Stored entries:
"""

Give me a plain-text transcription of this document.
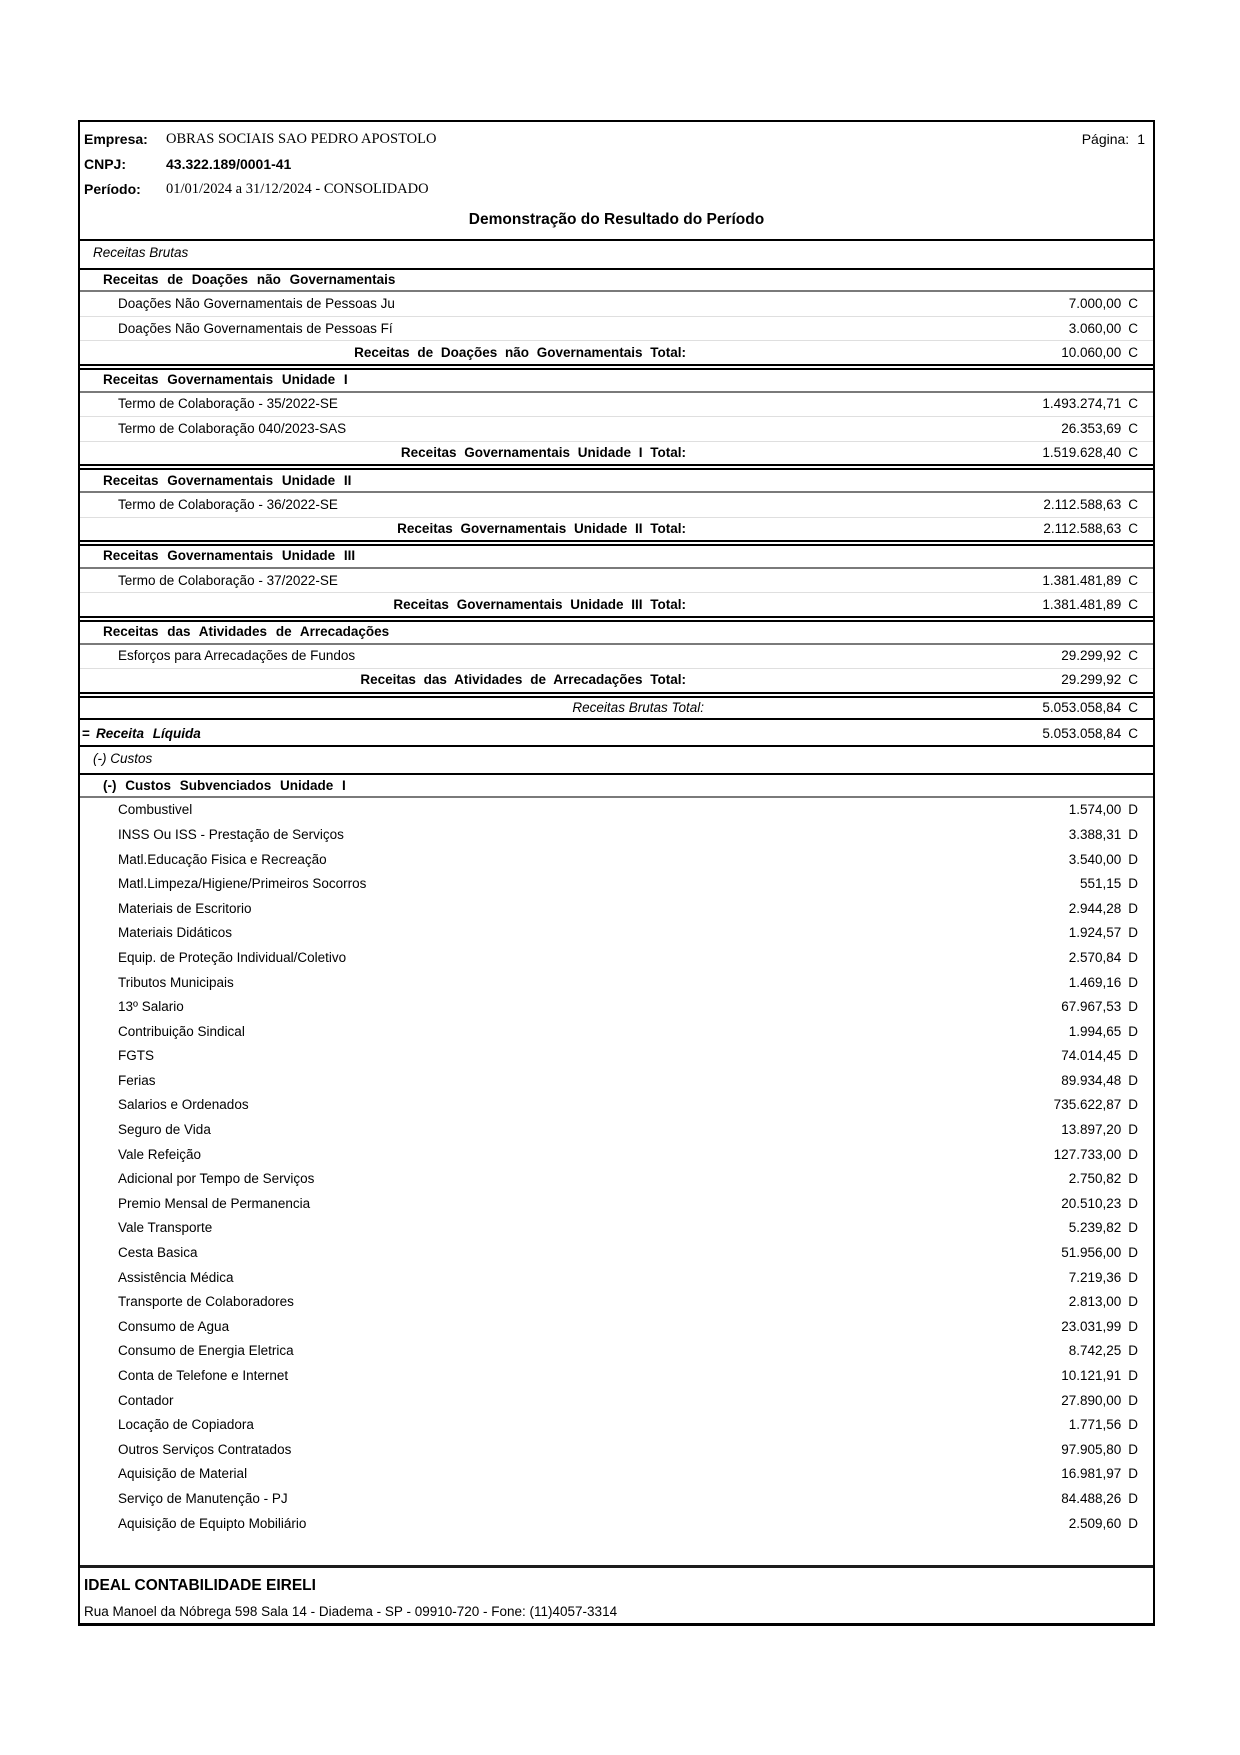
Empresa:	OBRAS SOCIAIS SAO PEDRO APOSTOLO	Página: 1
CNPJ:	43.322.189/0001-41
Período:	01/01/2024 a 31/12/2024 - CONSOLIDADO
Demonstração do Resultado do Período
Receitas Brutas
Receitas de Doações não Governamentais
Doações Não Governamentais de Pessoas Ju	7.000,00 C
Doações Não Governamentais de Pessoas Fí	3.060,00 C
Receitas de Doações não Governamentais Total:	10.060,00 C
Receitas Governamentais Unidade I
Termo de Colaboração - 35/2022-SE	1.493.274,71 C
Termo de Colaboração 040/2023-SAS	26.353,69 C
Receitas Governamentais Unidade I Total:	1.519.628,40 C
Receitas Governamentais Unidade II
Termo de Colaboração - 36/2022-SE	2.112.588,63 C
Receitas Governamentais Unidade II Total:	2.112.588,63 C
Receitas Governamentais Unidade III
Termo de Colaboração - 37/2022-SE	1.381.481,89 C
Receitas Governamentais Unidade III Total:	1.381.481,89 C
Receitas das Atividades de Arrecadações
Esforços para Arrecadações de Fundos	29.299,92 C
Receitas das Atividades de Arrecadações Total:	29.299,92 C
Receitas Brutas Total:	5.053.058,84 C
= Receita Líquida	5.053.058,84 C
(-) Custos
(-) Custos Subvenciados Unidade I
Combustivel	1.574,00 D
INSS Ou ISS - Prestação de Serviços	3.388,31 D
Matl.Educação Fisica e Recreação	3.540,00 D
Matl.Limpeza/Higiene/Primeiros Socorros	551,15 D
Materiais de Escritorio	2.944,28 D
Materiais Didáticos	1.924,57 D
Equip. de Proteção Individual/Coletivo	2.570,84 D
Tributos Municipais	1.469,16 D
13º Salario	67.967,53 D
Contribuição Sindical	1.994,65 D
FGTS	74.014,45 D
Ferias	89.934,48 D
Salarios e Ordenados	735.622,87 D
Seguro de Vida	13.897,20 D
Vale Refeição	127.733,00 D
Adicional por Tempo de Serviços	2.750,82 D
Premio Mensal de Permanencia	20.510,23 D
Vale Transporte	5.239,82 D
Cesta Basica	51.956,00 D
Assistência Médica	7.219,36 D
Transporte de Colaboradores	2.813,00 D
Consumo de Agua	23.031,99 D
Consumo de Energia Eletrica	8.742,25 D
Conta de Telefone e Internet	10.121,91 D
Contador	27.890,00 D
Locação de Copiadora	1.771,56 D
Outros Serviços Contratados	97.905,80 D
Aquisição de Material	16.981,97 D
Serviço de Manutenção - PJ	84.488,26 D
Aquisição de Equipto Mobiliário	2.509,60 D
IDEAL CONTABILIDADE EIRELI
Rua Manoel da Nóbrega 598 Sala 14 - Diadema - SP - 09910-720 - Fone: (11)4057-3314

"""
"""

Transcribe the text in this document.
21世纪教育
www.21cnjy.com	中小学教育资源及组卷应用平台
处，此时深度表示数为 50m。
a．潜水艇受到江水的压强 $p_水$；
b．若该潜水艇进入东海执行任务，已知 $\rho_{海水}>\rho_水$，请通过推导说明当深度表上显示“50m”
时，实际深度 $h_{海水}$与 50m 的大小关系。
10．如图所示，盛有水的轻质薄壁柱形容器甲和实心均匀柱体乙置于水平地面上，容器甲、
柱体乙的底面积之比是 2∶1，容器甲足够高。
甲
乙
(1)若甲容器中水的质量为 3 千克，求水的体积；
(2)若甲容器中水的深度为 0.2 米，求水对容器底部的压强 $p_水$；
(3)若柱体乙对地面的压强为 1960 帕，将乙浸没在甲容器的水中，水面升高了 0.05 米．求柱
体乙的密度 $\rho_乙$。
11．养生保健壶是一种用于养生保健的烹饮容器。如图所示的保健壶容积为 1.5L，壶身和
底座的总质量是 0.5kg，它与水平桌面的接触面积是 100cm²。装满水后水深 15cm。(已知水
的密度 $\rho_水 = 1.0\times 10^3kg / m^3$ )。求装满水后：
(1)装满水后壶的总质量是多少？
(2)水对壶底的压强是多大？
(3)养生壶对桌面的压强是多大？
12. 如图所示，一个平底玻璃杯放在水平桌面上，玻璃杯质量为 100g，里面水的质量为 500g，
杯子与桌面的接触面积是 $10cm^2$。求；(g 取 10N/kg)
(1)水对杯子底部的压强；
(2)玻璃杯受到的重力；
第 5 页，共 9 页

"""

◆ What needs to be done: How many lines in the listing contain "this"? Answer with the number alone.

◆ Finished task: 2